Given exercise: State how many lines of the data contain the word "auteurs", and write nothing besides the number.

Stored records
%%
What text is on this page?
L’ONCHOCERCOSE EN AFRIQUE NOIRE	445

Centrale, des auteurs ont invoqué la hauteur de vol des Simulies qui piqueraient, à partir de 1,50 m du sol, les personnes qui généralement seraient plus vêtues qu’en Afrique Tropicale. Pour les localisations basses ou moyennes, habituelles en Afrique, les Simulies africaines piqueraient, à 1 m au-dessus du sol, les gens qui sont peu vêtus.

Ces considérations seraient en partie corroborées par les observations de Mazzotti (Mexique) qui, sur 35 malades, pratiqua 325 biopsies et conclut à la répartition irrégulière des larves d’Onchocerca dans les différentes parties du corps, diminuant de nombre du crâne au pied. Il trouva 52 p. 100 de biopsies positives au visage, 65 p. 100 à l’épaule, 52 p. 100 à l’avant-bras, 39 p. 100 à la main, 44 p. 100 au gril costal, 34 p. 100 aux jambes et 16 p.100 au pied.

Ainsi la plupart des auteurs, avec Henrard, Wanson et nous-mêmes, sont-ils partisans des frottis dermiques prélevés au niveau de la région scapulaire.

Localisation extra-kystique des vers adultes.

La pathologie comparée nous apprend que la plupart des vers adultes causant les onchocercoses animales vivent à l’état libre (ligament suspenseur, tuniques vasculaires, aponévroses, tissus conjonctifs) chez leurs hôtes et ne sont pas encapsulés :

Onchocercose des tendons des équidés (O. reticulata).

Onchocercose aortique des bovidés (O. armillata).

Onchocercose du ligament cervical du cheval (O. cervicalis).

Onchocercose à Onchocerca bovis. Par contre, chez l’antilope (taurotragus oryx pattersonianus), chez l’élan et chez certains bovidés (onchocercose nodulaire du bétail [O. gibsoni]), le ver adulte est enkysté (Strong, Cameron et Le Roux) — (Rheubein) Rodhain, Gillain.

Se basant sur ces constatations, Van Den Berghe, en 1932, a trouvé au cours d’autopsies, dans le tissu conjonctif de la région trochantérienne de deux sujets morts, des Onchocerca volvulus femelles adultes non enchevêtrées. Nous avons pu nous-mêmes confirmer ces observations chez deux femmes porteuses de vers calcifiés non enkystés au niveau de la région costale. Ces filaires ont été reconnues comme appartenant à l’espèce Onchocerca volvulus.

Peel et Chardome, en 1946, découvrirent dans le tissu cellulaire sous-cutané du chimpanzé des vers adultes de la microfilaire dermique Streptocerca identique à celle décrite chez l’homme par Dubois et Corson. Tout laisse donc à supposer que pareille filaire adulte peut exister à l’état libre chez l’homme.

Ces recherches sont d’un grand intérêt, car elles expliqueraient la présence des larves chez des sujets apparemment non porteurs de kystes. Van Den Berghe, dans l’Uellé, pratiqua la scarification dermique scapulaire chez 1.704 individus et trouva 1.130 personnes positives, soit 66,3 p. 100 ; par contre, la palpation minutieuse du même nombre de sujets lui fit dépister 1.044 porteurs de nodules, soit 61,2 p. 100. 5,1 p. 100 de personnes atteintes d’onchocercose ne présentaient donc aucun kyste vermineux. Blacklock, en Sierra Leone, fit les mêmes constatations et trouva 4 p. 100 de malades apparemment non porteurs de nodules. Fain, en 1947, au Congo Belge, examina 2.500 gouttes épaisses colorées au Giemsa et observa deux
%%
Full answer: 2